DATA LINES:
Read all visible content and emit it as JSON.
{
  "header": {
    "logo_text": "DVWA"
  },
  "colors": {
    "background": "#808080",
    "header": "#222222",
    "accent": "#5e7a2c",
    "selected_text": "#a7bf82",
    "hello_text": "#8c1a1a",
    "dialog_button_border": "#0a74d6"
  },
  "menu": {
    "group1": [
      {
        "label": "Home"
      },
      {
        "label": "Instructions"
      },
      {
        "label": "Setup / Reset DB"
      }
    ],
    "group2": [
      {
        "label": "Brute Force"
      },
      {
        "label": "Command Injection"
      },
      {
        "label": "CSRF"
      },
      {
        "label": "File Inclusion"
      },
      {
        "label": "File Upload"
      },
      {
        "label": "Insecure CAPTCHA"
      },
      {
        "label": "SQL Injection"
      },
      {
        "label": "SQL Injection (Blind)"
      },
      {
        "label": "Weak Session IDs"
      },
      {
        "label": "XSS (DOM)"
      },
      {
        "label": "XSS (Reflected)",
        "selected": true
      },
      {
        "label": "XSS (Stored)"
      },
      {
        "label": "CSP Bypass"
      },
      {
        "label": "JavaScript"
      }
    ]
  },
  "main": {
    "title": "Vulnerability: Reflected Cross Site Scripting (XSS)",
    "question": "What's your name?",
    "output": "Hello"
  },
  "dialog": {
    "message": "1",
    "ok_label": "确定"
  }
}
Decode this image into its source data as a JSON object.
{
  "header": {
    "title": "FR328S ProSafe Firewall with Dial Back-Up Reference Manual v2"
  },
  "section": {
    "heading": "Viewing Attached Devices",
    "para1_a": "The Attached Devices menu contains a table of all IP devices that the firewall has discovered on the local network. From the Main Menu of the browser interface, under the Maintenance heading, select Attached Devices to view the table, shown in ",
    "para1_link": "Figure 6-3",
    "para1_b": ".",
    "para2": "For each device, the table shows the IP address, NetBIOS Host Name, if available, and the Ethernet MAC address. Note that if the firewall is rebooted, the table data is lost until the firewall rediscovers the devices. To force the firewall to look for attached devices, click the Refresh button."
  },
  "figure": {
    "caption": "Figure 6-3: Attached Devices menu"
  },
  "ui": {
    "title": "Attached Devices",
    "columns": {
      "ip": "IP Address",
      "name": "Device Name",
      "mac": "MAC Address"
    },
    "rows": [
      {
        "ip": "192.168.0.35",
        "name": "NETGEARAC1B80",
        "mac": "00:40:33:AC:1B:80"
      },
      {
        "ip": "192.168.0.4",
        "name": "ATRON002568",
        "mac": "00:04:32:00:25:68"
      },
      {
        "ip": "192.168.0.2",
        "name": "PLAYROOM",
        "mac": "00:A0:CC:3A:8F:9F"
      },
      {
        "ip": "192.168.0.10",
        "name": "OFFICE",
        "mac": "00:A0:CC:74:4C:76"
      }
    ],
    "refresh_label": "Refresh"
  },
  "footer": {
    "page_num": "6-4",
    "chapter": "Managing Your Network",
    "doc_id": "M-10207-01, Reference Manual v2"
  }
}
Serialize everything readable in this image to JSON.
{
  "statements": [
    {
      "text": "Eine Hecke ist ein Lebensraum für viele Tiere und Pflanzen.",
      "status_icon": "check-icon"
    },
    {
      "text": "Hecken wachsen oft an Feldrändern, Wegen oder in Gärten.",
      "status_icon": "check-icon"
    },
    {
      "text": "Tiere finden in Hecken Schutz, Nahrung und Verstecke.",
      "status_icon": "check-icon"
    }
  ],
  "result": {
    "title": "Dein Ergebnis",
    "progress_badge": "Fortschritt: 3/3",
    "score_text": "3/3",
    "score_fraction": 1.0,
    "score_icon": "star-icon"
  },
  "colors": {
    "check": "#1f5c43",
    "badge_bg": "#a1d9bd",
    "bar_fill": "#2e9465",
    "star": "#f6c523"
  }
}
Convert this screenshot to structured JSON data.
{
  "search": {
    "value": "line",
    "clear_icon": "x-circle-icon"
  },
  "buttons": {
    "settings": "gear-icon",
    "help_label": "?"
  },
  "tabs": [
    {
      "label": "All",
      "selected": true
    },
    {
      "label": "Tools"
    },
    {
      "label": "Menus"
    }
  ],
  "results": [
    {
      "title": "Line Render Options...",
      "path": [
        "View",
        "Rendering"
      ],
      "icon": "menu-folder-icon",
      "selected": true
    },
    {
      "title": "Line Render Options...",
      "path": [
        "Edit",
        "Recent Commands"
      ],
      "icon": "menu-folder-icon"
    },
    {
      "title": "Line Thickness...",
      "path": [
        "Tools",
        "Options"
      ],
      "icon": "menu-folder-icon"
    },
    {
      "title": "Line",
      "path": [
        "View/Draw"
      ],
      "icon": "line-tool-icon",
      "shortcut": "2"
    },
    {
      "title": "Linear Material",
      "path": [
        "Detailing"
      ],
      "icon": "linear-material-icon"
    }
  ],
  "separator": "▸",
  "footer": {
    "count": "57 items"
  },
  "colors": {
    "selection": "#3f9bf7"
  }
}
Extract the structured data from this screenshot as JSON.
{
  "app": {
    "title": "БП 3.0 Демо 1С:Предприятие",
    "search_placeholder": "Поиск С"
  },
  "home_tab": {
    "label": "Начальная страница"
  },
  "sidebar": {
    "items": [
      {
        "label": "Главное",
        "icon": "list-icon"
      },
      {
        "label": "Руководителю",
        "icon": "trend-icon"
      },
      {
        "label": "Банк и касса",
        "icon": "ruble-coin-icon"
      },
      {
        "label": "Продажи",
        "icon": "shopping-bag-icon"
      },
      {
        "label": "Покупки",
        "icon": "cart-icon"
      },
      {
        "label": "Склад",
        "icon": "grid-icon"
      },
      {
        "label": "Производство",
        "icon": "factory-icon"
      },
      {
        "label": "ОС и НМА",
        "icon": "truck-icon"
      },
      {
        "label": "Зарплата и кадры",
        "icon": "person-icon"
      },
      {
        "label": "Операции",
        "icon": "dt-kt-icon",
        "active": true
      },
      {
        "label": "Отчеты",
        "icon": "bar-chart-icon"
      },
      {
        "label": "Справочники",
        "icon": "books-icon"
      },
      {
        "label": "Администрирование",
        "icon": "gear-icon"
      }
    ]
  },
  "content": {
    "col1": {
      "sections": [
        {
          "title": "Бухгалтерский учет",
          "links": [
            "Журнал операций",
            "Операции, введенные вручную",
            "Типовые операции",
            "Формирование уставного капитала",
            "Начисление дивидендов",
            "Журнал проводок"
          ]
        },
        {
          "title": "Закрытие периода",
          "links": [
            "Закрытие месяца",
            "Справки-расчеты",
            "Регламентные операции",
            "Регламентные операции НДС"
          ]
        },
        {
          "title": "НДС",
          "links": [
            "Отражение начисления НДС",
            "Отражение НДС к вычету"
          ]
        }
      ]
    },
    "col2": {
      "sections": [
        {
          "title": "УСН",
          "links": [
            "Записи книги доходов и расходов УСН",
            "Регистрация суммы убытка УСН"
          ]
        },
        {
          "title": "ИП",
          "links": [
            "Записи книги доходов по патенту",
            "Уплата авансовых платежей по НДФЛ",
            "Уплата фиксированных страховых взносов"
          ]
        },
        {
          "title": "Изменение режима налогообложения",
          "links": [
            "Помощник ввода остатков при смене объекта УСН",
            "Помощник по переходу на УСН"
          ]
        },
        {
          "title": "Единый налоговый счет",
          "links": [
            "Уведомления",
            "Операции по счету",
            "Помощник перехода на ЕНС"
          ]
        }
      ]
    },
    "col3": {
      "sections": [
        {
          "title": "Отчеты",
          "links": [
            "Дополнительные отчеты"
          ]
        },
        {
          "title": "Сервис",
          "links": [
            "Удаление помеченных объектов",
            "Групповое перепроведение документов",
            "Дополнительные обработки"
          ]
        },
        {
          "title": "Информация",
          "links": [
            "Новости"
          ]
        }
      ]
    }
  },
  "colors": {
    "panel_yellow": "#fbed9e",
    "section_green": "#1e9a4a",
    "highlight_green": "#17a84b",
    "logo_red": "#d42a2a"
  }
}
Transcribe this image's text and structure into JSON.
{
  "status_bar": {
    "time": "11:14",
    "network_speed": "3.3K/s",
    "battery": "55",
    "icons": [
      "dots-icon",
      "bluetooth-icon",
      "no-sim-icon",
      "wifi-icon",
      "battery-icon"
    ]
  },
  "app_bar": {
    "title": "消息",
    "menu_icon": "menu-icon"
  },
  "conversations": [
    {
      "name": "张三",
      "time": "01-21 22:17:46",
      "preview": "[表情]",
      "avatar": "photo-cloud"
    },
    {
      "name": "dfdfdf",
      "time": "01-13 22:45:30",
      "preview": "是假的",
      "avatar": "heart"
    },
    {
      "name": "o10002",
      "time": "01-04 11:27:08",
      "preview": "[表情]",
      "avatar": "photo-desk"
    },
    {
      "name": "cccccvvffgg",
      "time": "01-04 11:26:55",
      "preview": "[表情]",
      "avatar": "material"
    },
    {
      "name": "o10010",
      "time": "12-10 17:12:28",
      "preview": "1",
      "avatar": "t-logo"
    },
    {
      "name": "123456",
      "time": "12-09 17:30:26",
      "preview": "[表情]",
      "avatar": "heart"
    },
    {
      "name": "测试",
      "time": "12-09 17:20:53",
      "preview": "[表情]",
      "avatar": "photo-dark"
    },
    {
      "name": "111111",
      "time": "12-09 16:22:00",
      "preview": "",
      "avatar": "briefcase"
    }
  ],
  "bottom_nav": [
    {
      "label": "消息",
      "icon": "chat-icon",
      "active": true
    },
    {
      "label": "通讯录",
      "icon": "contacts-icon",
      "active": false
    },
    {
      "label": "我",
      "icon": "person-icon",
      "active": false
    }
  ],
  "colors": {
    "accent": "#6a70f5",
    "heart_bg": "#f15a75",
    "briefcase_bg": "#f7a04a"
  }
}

EXERCISE AIM:
Take the lines from the one containing "Transcribe this image's" to the last line of the material above and write them out exactly.

ANSWER TO THIS PROBLEM:
Transcribe this image's text and structure into JSON.
{
  "status_bar": {
    "time": "11:14",
    "network_speed": "3.3K/s",
    "battery": "55",
    "icons": [
      "dots-icon",
      "bluetooth-icon",
      "no-sim-icon",
      "wifi-icon",
      "battery-icon"
    ]
  },
  "app_bar": {
    "title": "消息",
    "menu_icon": "menu-icon"
  },
  "conversations": [
    {
      "name": "张三",
      "time": "01-21 22:17:46",
      "preview": "[表情]",
      "avatar": "photo-cloud"
    },
    {
      "name": "dfdfdf",
      "time": "01-13 22:45:30",
      "preview": "是假的",
      "avatar": "heart"
    },
    {
      "name": "o10002",
      "time": "01-04 11:27:08",
      "preview": "[表情]",
      "avatar": "photo-desk"
    },
    {
      "name": "cccccvvffgg",
      "time": "01-04 11:26:55",
      "preview": "[表情]",
      "avatar": "material"
    },
    {
      "name": "o10010",
      "time": "12-10 17:12:28",
      "preview": "1",
      "avatar": "t-logo"
    },
    {
      "name": "123456",
      "time": "12-09 17:30:26",
      "preview": "[表情]",
      "avatar": "heart"
    },
    {
      "name": "测试",
      "time": "12-09 17:20:53",
      "preview": "[表情]",
      "avatar": "photo-dark"
    },
    {
      "name": "111111",
      "time": "12-09 16:22:00",
      "preview": "",
      "avatar": "briefcase"
    }
  ],
  "bottom_nav": [
    {
      "label": "消息",
      "icon": "chat-icon",
      "active": true
    },
    {
      "label": "通讯录",
      "icon": "contacts-icon",
      "active": false
    },
    {
      "label": "我",
      "icon": "person-icon",
      "active": false
    }
  ],
  "colors": {
    "accent": "#6a70f5",
    "heart_bg": "#f15a75",
    "briefcase_bg": "#f7a04a"
  }
}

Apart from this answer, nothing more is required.